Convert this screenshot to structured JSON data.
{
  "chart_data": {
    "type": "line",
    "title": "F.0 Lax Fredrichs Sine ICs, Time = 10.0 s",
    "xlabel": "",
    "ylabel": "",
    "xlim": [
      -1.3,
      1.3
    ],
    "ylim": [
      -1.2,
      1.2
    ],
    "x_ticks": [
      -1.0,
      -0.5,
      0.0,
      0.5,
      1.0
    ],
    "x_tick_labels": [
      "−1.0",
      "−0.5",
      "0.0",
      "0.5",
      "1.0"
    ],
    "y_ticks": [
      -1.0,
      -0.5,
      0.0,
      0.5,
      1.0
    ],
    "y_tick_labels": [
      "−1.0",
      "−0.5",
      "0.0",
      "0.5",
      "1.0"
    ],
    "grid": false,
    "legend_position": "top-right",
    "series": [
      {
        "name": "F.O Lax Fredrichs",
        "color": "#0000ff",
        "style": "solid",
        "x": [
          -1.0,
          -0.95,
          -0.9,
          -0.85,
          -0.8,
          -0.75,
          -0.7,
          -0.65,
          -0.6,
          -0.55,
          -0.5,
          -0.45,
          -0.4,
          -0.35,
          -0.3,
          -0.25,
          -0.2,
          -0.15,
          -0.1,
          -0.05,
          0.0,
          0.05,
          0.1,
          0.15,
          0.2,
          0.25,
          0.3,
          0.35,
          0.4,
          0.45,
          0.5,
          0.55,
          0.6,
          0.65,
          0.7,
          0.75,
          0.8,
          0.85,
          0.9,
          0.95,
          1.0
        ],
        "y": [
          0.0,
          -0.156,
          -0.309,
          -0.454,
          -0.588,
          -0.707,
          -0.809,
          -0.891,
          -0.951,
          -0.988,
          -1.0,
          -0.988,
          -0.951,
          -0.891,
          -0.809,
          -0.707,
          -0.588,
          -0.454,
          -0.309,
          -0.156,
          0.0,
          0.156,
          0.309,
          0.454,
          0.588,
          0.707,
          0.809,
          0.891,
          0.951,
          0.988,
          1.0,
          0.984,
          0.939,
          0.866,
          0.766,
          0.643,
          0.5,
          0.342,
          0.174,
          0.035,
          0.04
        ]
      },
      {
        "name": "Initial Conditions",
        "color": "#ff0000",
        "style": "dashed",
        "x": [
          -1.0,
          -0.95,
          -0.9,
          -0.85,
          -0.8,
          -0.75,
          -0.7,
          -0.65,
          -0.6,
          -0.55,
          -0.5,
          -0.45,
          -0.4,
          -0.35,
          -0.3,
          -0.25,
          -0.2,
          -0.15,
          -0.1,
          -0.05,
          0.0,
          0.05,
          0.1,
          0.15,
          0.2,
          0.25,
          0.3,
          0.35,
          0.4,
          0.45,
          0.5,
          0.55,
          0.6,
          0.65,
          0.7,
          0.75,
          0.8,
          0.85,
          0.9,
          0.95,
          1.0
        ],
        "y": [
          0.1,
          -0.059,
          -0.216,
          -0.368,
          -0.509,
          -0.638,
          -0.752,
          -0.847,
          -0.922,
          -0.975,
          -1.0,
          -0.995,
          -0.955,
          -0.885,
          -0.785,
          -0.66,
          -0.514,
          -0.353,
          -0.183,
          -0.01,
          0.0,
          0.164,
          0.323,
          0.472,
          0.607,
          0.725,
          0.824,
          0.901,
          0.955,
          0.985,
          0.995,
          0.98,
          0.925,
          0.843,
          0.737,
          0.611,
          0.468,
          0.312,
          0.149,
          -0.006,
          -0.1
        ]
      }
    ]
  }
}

━━━━━━━━━━━━━━━━

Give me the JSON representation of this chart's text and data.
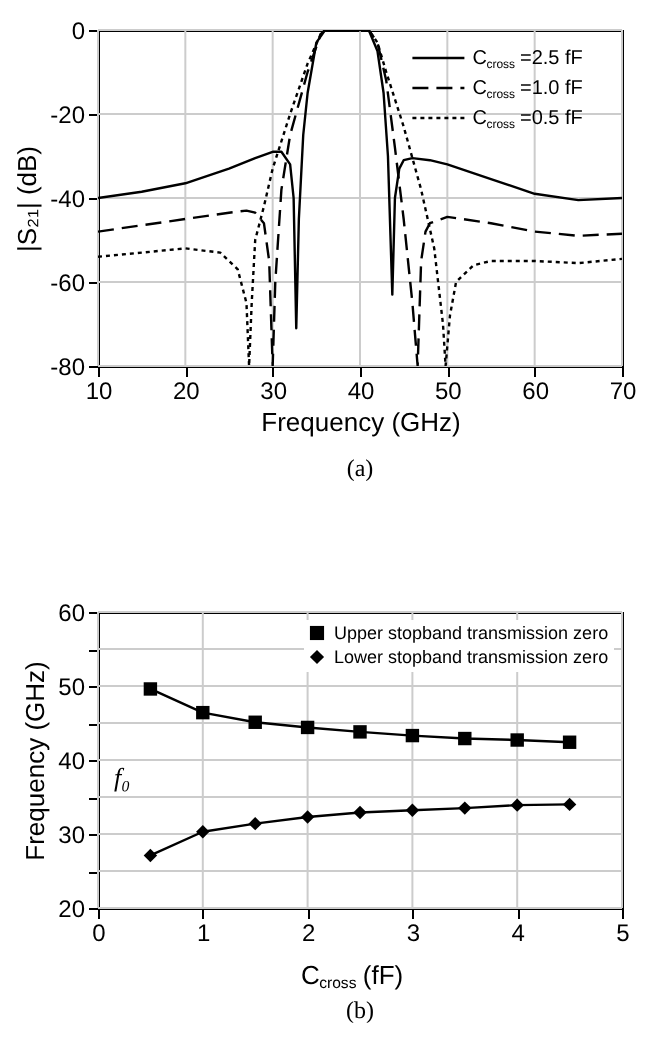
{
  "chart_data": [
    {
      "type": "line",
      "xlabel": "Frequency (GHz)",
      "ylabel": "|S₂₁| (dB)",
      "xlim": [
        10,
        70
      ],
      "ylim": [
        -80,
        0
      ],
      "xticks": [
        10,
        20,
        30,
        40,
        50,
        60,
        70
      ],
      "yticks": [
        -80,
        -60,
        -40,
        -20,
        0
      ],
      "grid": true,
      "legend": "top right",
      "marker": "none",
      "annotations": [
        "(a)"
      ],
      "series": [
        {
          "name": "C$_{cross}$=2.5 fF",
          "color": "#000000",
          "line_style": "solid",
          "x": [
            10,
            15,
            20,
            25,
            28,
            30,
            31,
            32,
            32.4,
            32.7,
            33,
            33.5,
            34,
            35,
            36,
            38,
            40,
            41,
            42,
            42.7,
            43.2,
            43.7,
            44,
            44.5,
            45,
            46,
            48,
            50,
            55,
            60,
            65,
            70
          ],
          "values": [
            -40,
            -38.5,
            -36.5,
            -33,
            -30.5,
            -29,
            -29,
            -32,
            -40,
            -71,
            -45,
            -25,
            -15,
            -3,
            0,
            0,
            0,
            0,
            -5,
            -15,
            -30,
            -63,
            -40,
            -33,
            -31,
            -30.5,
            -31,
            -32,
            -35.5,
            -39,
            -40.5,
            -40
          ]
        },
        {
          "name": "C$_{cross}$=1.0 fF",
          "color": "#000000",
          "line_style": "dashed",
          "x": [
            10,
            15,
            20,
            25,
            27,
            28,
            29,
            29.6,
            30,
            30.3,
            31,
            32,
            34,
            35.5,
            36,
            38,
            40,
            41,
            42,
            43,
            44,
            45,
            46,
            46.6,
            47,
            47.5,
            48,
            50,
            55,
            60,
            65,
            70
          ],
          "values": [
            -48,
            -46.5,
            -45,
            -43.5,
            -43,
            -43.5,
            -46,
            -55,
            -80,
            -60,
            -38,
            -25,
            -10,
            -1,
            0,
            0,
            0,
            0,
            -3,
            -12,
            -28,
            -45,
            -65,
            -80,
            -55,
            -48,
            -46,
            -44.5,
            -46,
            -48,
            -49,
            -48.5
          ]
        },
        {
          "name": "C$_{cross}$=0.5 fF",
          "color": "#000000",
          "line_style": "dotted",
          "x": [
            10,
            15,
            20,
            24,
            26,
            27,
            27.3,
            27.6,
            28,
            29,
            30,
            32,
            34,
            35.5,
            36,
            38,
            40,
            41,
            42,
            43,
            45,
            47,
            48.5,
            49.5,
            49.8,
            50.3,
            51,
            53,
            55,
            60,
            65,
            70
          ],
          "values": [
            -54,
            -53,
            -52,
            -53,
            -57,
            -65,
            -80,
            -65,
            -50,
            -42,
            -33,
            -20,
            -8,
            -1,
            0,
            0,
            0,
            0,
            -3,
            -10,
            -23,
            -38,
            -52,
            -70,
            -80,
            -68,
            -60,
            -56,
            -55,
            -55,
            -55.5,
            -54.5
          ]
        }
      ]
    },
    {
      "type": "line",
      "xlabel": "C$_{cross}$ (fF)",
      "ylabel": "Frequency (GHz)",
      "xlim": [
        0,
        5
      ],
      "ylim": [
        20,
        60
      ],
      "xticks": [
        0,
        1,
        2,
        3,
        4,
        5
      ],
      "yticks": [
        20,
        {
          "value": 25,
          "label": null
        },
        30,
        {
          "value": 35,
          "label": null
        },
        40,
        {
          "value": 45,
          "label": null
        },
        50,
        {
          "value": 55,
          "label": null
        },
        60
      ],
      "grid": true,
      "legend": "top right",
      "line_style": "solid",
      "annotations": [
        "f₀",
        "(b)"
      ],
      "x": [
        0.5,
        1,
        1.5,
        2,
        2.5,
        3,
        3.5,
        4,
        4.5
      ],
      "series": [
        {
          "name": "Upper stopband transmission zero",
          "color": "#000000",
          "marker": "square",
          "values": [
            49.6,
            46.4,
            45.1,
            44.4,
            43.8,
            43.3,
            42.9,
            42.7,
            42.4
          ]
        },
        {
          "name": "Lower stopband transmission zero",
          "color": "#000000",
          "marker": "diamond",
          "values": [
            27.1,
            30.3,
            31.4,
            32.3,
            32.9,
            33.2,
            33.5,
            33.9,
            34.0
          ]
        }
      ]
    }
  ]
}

━━━━━━━━━━━━━━━━

PROBLEM
Find out how many lines in the listing contain the string "cross". Give the number alone.

EXERCISE RESPONSE
4